Brief ▸
Please reproduce the lines of the material below, from the line with "volume-bar bbox=[122, 404, 124, 418]" to the line with "candle-body bbox=[302, 148, 304, 162]", including both of those lines and nothing else.

Element box records:
■ ■ ■ ■ ■
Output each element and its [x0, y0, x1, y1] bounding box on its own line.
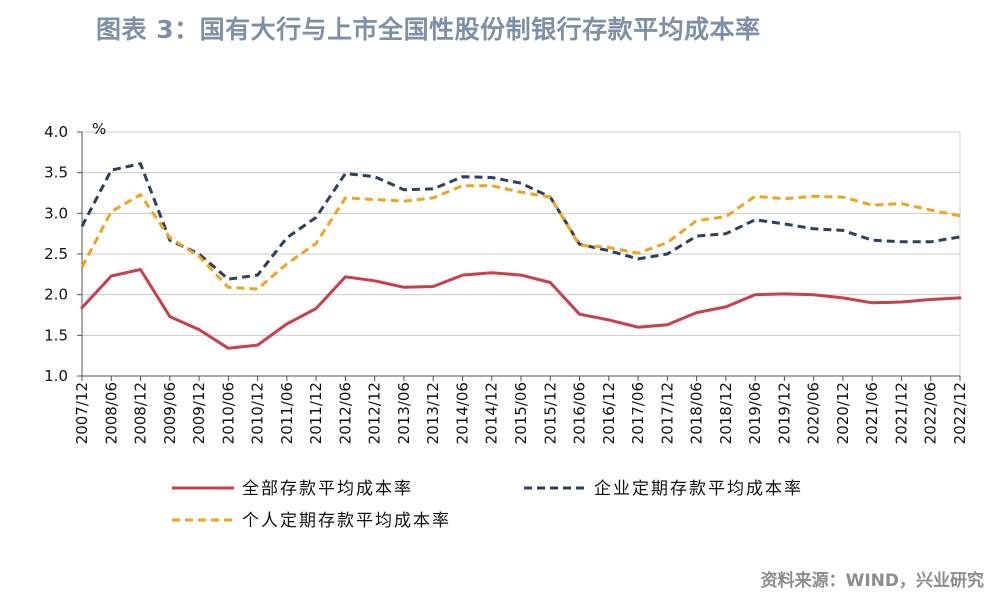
- source-note: 资料来源：WIND，兴业研究: [760, 571, 984, 591]
- x-tick-label: 2020/06: [805, 382, 823, 444]
- y-tick-label: 2.0: [44, 286, 68, 304]
- x-tick-label: 2016/12: [600, 382, 618, 444]
- x-tick-label: 2009/06: [161, 382, 179, 444]
- x-tick-labels: 2007/12 2008/06 2008/12 2009/06 2009/12 2010/…: [73, 382, 969, 444]
- x-tick-label: 2014/12: [483, 382, 501, 444]
- x-tick-label: 2007/12: [73, 382, 91, 444]
- x-tick-label: 2012/06: [336, 382, 354, 444]
- x-tick-label: 2019/12: [775, 382, 793, 444]
- y-tick-label: 1.5: [44, 326, 68, 344]
- y-tick-label: 4.0: [44, 123, 68, 141]
- x-tick-label: 2018/06: [688, 382, 706, 444]
- y-tick-label: 2.5: [44, 245, 68, 263]
- x-tick-label: 2017/12: [658, 382, 676, 444]
- x-tick-label: 2017/06: [629, 382, 647, 444]
- axes: [77, 131, 961, 381]
- x-tick-label: 2013/06: [395, 382, 413, 444]
- x-tick-label: 2021/06: [863, 382, 881, 444]
- x-tick-label: 2019/06: [746, 382, 764, 444]
- y-tick-labels: 4.0 3.5 3.0 2.5 2.0 1.5 1.0: [44, 123, 68, 385]
- series-line-personal: [80, 184, 961, 291]
- x-tick-label: 2011/12: [307, 382, 325, 444]
- y-axis-unit: %: [92, 120, 106, 138]
- x-tick-label: 2014/06: [453, 382, 471, 444]
- x-tick-label: 2020/12: [834, 382, 852, 444]
- x-tick-label: 2022/06: [922, 382, 940, 444]
- series-lines: [80, 162, 962, 350]
- x-tick-label: 2008/12: [132, 382, 150, 444]
- x-tick-label: 2018/12: [717, 382, 735, 444]
- series-line-corporate: [80, 162, 961, 281]
- x-tick-label: 2021/12: [892, 382, 910, 444]
- y-tick-label: 3.5: [44, 164, 68, 182]
- legend-label-personal: 个人定期存款平均成本率: [242, 511, 451, 531]
- x-tick-label: 2015/06: [512, 382, 530, 444]
- legend-label-total: 全部存款平均成本率: [242, 479, 413, 499]
- y-tick-label: 3.0: [44, 204, 68, 222]
- x-tick-label: 2009/12: [190, 382, 208, 444]
- series-line-total: [80, 268, 962, 350]
- x-tick-label: 2010/12: [249, 382, 267, 444]
- x-tick-label: 2008/06: [102, 382, 120, 444]
- x-tick-label: 2010/06: [219, 382, 237, 444]
- x-tick-label: 2012/12: [366, 382, 384, 444]
- legend-label-corporate: 企业定期存款平均成本率: [594, 479, 803, 499]
- x-tick-label: 2013/12: [424, 382, 442, 444]
- chart-title: 图表 3：国有大行与上市全国性股份制银行存款平均成本率: [96, 15, 761, 44]
- x-tick-label: 2016/06: [571, 382, 589, 444]
- y-tick-label: 1.0: [44, 367, 68, 385]
- x-tick-label: 2022/12: [951, 382, 969, 444]
- grid-lines: [82, 131, 961, 376]
- x-tick-label: 2011/06: [278, 382, 296, 444]
- x-tick-label: 2015/12: [541, 382, 559, 444]
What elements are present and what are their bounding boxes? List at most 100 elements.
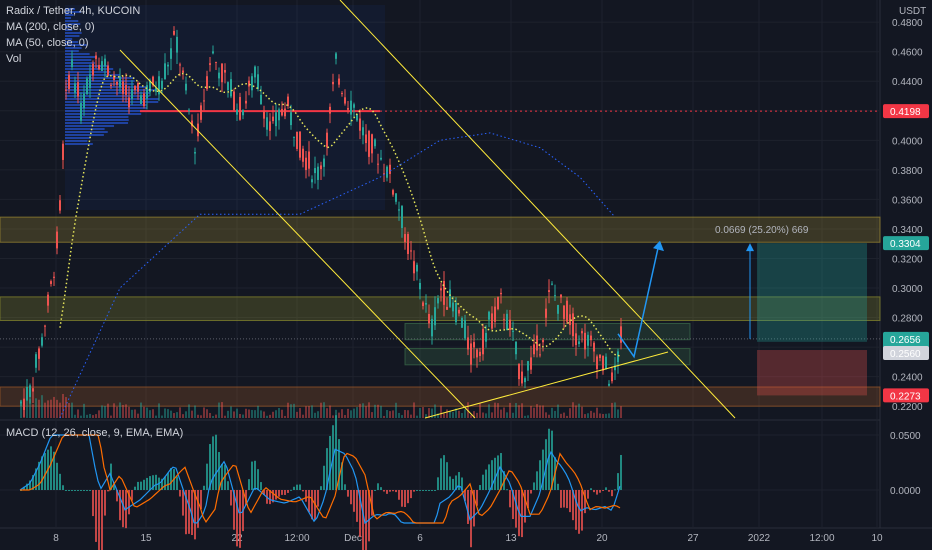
volume-bar bbox=[122, 404, 124, 418]
macd-hist-bar bbox=[68, 490, 70, 491]
macd-hist-bar bbox=[473, 490, 475, 527]
macd-hist-bar bbox=[530, 490, 532, 494]
volume-bar bbox=[254, 410, 256, 418]
candle-body bbox=[494, 306, 496, 322]
volume-bars bbox=[20, 393, 622, 418]
candle-body bbox=[587, 334, 589, 346]
symbol-legend[interactable]: Radix / Tether, 4h, KUCOIN bbox=[6, 5, 140, 17]
volume-bar bbox=[311, 405, 313, 418]
candle-body bbox=[152, 76, 154, 86]
candle-body bbox=[353, 104, 355, 108]
volume-bar bbox=[206, 409, 208, 418]
price-badge-text-resistance: 0.4198 bbox=[890, 107, 921, 118]
volume-bar bbox=[74, 414, 76, 418]
candle-body bbox=[128, 97, 130, 108]
volume-bar bbox=[347, 408, 349, 418]
macd-hist-bar bbox=[533, 482, 535, 490]
volume-bar bbox=[317, 411, 319, 418]
macd-legend[interactable]: MACD (12, 26, close, 9, EMA, EMA) bbox=[6, 427, 183, 439]
volume-bar bbox=[308, 406, 310, 418]
candle-body bbox=[206, 76, 208, 90]
volume-bar bbox=[194, 405, 196, 418]
macd-hist-bar bbox=[26, 483, 28, 490]
volume-bar bbox=[77, 409, 79, 418]
volume-bar bbox=[284, 415, 286, 418]
volume-legend[interactable]: Vol bbox=[6, 53, 21, 65]
macd-hist-bar bbox=[356, 490, 358, 522]
volume-bar bbox=[440, 405, 442, 418]
macd-hist-bar bbox=[137, 481, 139, 490]
volume-bar bbox=[143, 406, 145, 418]
macd-hist-bar bbox=[563, 490, 565, 508]
candle-body bbox=[302, 148, 304, 162]
volume-profile-bar bbox=[65, 131, 108, 133]
candle-body bbox=[182, 70, 184, 73]
macd-hist-bar bbox=[80, 490, 82, 491]
macd-hist-bar bbox=[527, 490, 529, 509]
volume-profile-bar bbox=[65, 89, 155, 91]
candle-body bbox=[299, 131, 301, 158]
ascending-support-line bbox=[424, 351, 669, 419]
volume-bar bbox=[128, 406, 130, 418]
volume-bar bbox=[383, 415, 385, 418]
candle-body bbox=[440, 288, 442, 291]
volume-bar bbox=[359, 403, 361, 418]
candle-body bbox=[500, 292, 502, 295]
candle-body bbox=[272, 116, 274, 122]
candle-body bbox=[290, 112, 292, 126]
candle-body bbox=[611, 372, 613, 382]
candle-body bbox=[407, 234, 409, 255]
volume-bar bbox=[116, 406, 118, 418]
candle-body bbox=[167, 64, 169, 67]
macd-hist-bar bbox=[236, 490, 238, 547]
macd-hist-bar bbox=[212, 436, 214, 490]
time-tick-label: 12:00 bbox=[809, 533, 834, 544]
macd-tick-label: 0.0000 bbox=[890, 486, 921, 497]
volume-bar bbox=[110, 415, 112, 418]
macd-hist-bar bbox=[392, 490, 394, 492]
macd-hist-bar bbox=[413, 490, 415, 492]
candle-body bbox=[71, 59, 73, 68]
ma200-legend[interactable]: MA (200, close, 0) bbox=[6, 21, 95, 33]
candle-body bbox=[608, 383, 610, 386]
macd-hist-bar bbox=[359, 490, 361, 537]
volume-bar bbox=[56, 399, 58, 418]
volume-bar bbox=[521, 403, 523, 418]
macd-hist-bar bbox=[263, 490, 265, 496]
candle-body bbox=[29, 385, 31, 397]
candle-body bbox=[530, 357, 532, 370]
candle-body bbox=[584, 332, 586, 350]
volume-bar bbox=[512, 412, 514, 418]
macd-hist-bar bbox=[245, 490, 247, 506]
volume-bar bbox=[257, 405, 259, 418]
macd-hist-bar bbox=[389, 490, 391, 492]
macd-hist-bar bbox=[419, 490, 421, 491]
volume-bar bbox=[278, 407, 280, 418]
candle-body bbox=[347, 107, 349, 110]
macd-hist-bar bbox=[464, 490, 466, 501]
macd-hist-bar bbox=[551, 430, 553, 490]
volume-label: Vol bbox=[6, 53, 22, 65]
candle-body bbox=[392, 190, 394, 195]
price-tick-label: 0.4400 bbox=[892, 77, 923, 88]
candle-body bbox=[56, 231, 58, 249]
macd-hist-bar bbox=[86, 490, 88, 491]
macd-hist-bar bbox=[575, 490, 577, 530]
volume-bar bbox=[443, 413, 445, 418]
volume-profile-bar bbox=[65, 77, 135, 79]
support-resistance-zone bbox=[404, 348, 691, 366]
price-tick-label: 0.3000 bbox=[892, 284, 923, 295]
macd-hist-bar bbox=[284, 490, 286, 495]
candle-body bbox=[263, 111, 265, 119]
volume-bar bbox=[242, 414, 244, 418]
ma50-legend[interactable]: MA (50, close, 0) bbox=[6, 37, 89, 49]
candle-body bbox=[74, 83, 76, 93]
candle-body bbox=[533, 344, 535, 355]
measure-arrowhead bbox=[746, 243, 754, 252]
macd-hist-bar bbox=[206, 463, 208, 490]
macd-hist-bar bbox=[509, 490, 511, 508]
macd-hist-bar bbox=[83, 490, 85, 491]
macd-hist-bar bbox=[128, 490, 130, 515]
volume-bar bbox=[338, 412, 340, 418]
■ ■ ■ ■ ■
Output of the task ▸
volume-bar bbox=[122, 404, 124, 418]
macd-hist-bar bbox=[68, 490, 70, 491]
macd-hist-bar bbox=[473, 490, 475, 527]
macd-hist-bar bbox=[530, 490, 532, 494]
volume-bar bbox=[254, 410, 256, 418]
candle-body bbox=[494, 306, 496, 322]
volume-bars bbox=[20, 393, 622, 418]
candle-body bbox=[587, 334, 589, 346]
symbol-legend[interactable]: Radix / Tether, 4h, KUCOIN bbox=[6, 5, 140, 17]
volume-bar bbox=[311, 405, 313, 418]
candle-body bbox=[152, 76, 154, 86]
candle-body bbox=[353, 104, 355, 108]
volume-bar bbox=[206, 409, 208, 418]
price-badge-text-resistance: 0.4198 bbox=[890, 107, 921, 118]
volume-bar bbox=[74, 414, 76, 418]
candle-body bbox=[128, 97, 130, 108]
volume-bar bbox=[347, 408, 349, 418]
macd-hist-bar bbox=[533, 482, 535, 490]
volume-bar bbox=[317, 411, 319, 418]
macd-legend[interactable]: MACD (12, 26, close, 9, EMA, EMA) bbox=[6, 427, 183, 439]
volume-bar bbox=[308, 406, 310, 418]
candle-body bbox=[206, 76, 208, 90]
volume-bar bbox=[194, 405, 196, 418]
macd-hist-bar bbox=[26, 483, 28, 490]
volume-bar bbox=[77, 409, 79, 418]
volume-bar bbox=[284, 415, 286, 418]
volume-legend[interactable]: Vol bbox=[6, 53, 21, 65]
macd-hist-bar bbox=[356, 490, 358, 522]
volume-bar bbox=[440, 405, 442, 418]
macd-hist-bar bbox=[137, 481, 139, 490]
volume-bar bbox=[143, 406, 145, 418]
macd-hist-bar bbox=[563, 490, 565, 508]
candle-body bbox=[302, 148, 304, 162]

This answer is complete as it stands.